# [Entries]

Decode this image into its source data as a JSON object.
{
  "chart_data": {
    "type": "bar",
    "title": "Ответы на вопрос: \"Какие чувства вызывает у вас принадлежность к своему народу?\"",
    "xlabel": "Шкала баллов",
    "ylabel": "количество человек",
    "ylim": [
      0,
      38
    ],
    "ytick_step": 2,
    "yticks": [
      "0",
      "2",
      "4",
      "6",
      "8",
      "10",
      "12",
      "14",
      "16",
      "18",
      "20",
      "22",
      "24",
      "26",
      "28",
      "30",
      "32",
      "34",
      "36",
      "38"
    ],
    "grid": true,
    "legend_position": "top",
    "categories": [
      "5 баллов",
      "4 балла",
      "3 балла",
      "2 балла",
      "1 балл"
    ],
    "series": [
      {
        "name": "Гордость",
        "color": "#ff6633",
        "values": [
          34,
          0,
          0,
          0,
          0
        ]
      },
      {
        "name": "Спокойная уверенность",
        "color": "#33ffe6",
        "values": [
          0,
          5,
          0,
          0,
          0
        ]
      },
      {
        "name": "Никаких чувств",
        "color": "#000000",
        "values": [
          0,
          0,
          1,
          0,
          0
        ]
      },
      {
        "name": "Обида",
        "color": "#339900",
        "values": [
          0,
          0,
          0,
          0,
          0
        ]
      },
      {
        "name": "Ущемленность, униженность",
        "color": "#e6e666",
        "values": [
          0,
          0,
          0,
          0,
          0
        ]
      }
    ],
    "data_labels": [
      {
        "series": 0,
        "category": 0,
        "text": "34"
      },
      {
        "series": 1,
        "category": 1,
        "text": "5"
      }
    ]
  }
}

# [Exercise task]
The records above should be duplicated in full, exactly as given.

# [Exercise answer]
Decode this image into its source data as a JSON object.
{
  "chart_data": {
    "type": "bar",
    "title": "Ответы на вопрос: \"Какие чувства вызывает у вас принадлежность к своему народу?\"",
    "xlabel": "Шкала баллов",
    "ylabel": "количество человек",
    "ylim": [
      0,
      38
    ],
    "ytick_step": 2,
    "yticks": [
      "0",
      "2",
      "4",
      "6",
      "8",
      "10",
      "12",
      "14",
      "16",
      "18",
      "20",
      "22",
      "24",
      "26",
      "28",
      "30",
      "32",
      "34",
      "36",
      "38"
    ],
    "grid": true,
    "legend_position": "top",
    "categories": [
      "5 баллов",
      "4 балла",
      "3 балла",
      "2 балла",
      "1 балл"
    ],
    "series": [
      {
        "name": "Гордость",
        "color": "#ff6633",
        "values": [
          34,
          0,
          0,
          0,
          0
        ]
      },
      {
        "name": "Спокойная уверенность",
        "color": "#33ffe6",
        "values": [
          0,
          5,
          0,
          0,
          0
        ]
      },
      {
        "name": "Никаких чувств",
        "color": "#000000",
        "values": [
          0,
          0,
          1,
          0,
          0
        ]
      },
      {
        "name": "Обида",
        "color": "#339900",
        "values": [
          0,
          0,
          0,
          0,
          0
        ]
      },
      {
        "name": "Ущемленность, униженность",
        "color": "#e6e666",
        "values": [
          0,
          0,
          0,
          0,
          0
        ]
      }
    ],
    "data_labels": [
      {
        "series": 0,
        "category": 0,
        "text": "34"
      },
      {
        "series": 1,
        "category": 1,
        "text": "5"
      }
    ]
  }
}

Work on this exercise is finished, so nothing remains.